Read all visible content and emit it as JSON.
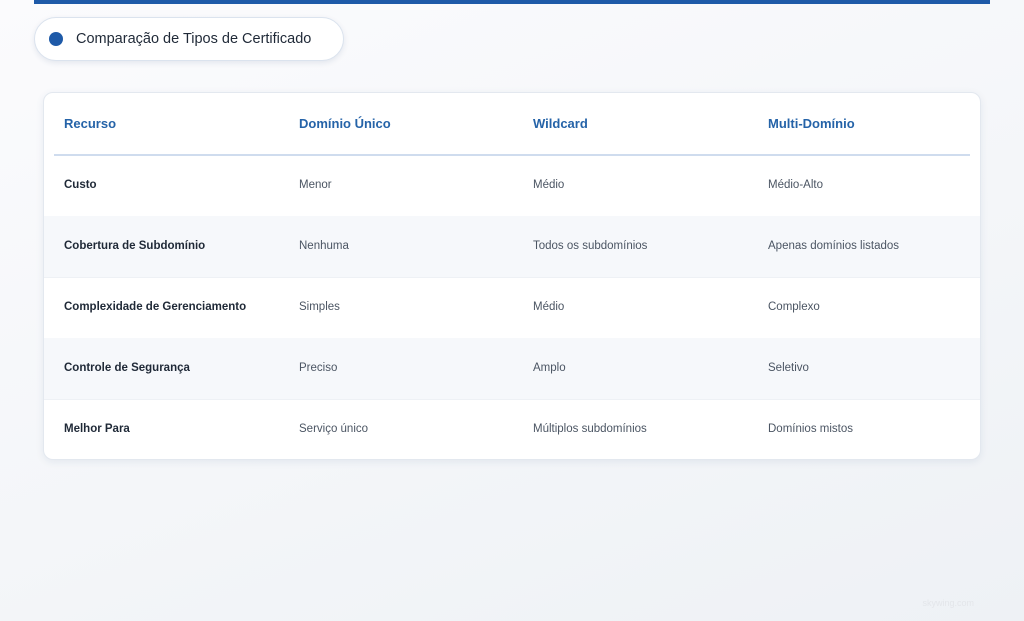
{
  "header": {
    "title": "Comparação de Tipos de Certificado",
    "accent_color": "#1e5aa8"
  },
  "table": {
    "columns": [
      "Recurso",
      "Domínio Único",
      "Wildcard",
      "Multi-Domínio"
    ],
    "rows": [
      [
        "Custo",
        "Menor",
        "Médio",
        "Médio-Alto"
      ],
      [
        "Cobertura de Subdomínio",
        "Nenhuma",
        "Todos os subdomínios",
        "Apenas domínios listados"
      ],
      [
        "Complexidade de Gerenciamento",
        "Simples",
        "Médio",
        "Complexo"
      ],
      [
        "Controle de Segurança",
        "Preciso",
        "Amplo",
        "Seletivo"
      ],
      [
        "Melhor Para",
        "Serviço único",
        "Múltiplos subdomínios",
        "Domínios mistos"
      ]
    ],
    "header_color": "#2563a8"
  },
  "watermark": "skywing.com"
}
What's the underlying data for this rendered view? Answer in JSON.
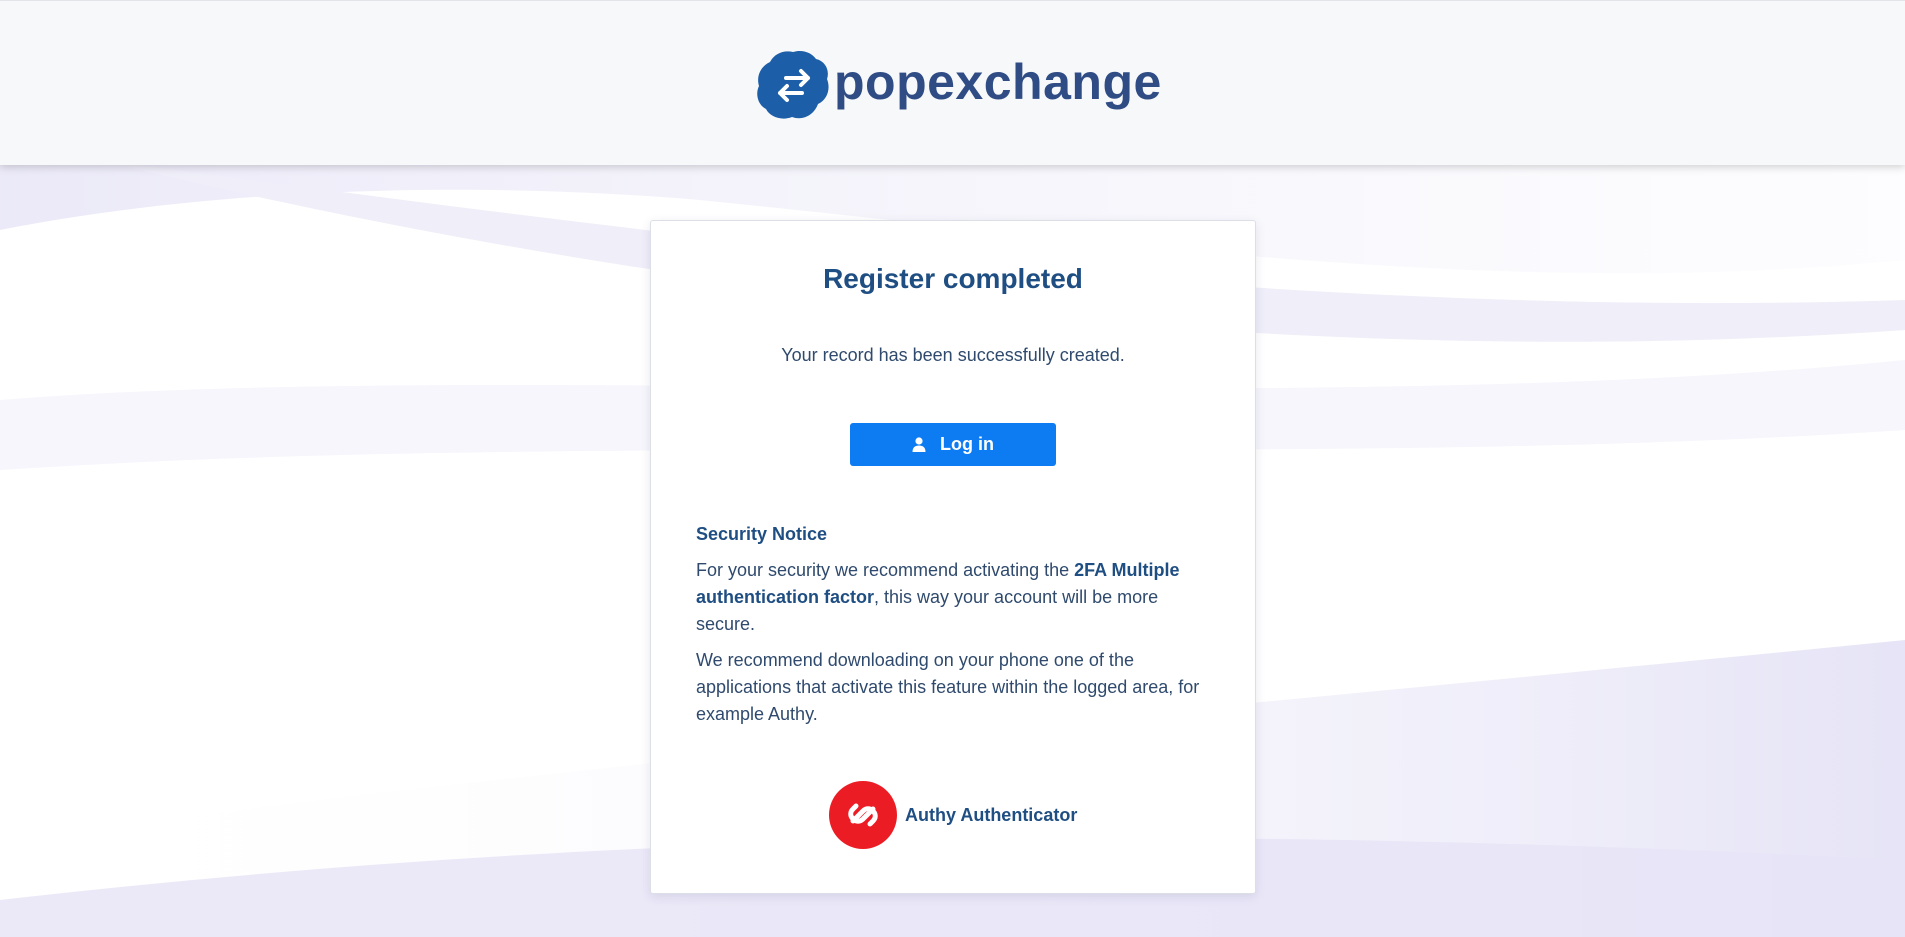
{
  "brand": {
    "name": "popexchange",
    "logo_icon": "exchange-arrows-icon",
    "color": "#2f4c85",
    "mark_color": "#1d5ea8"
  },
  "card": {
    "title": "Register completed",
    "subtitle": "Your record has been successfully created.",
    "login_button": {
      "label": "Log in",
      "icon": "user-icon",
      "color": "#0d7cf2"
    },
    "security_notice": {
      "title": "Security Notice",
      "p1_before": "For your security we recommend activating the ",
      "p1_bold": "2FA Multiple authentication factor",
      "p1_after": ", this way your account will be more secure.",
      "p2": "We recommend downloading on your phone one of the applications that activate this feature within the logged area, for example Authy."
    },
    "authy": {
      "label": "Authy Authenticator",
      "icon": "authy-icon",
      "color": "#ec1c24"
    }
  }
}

_ _ _ _

→ **Exercise brief**: Every line from the one containing "What's the underlying" through the end of the data above should be copied exactly; nothing else is copied, and pictures are omitted.

→ **Response for this exercise**:
What's the underlying data for this rendered view? Answer in JSON.
{
  "brand": {
    "name": "popexchange",
    "logo_icon": "exchange-arrows-icon",
    "color": "#2f4c85",
    "mark_color": "#1d5ea8"
  },
  "card": {
    "title": "Register completed",
    "subtitle": "Your record has been successfully created.",
    "login_button": {
      "label": "Log in",
      "icon": "user-icon",
      "color": "#0d7cf2"
    },
    "security_notice": {
      "title": "Security Notice",
      "p1_before": "For your security we recommend activating the ",
      "p1_bold": "2FA Multiple authentication factor",
      "p1_after": ", this way your account will be more secure.",
      "p2": "We recommend downloading on your phone one of the applications that activate this feature within the logged area, for example Authy."
    },
    "authy": {
      "label": "Authy Authenticator",
      "icon": "authy-icon",
      "color": "#ec1c24"
    }
  }
}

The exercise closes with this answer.